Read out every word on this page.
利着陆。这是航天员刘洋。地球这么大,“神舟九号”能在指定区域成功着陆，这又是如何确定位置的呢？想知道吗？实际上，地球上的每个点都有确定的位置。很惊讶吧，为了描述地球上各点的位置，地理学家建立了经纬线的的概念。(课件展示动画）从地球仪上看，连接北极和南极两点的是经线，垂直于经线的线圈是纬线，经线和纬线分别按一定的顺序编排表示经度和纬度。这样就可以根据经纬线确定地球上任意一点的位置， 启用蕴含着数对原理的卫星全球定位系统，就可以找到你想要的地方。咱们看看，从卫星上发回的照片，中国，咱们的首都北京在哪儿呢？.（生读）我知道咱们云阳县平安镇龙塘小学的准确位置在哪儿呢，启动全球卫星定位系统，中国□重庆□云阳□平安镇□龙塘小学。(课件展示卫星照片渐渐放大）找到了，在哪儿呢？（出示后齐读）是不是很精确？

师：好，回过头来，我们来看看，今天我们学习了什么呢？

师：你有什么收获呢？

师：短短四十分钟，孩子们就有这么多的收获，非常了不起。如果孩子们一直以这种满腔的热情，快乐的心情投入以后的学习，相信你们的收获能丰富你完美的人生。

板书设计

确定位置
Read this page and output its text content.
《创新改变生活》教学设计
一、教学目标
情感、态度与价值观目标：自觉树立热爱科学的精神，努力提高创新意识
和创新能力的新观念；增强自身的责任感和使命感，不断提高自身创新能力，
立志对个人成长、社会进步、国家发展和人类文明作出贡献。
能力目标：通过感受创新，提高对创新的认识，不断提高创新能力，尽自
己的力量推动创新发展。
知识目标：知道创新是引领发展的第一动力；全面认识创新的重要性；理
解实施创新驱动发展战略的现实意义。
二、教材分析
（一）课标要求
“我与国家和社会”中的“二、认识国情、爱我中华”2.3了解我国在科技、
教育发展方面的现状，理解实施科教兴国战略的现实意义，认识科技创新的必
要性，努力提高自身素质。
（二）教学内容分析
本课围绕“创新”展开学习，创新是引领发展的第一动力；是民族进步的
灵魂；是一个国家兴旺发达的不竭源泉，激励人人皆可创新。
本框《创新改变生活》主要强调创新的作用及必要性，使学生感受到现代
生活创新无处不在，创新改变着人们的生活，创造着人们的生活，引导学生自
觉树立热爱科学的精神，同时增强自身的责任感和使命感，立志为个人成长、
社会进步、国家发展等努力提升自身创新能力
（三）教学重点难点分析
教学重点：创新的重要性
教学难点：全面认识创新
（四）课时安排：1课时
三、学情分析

▶ **What the task asks**
List all lines in the material containing the string "this".

▶ **Problem solution**
Read out every word on this page.
Read this page and output its text content.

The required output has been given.